— BEGIN Data lines —

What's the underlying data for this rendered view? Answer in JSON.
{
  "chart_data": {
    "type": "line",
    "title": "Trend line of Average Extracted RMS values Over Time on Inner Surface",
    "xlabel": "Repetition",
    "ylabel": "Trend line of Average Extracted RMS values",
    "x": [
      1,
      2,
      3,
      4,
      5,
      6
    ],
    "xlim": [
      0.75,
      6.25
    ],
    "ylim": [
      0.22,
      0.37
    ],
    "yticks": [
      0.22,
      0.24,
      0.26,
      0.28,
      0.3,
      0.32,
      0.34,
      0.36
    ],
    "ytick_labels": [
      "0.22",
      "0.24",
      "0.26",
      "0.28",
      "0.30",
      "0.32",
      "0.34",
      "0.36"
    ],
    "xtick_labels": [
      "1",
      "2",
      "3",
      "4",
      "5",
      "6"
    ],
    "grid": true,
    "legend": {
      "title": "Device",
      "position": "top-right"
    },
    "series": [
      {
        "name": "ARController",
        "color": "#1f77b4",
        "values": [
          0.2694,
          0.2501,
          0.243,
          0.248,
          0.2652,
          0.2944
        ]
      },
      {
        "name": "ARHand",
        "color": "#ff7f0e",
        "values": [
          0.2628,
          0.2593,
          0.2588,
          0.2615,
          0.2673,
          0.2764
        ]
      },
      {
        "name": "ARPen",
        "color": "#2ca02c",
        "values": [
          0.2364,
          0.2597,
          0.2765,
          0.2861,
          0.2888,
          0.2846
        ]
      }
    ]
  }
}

— END Data lines —

• Request:
Tally the lines above containing "title". Answer with the count only.

• Task response:
2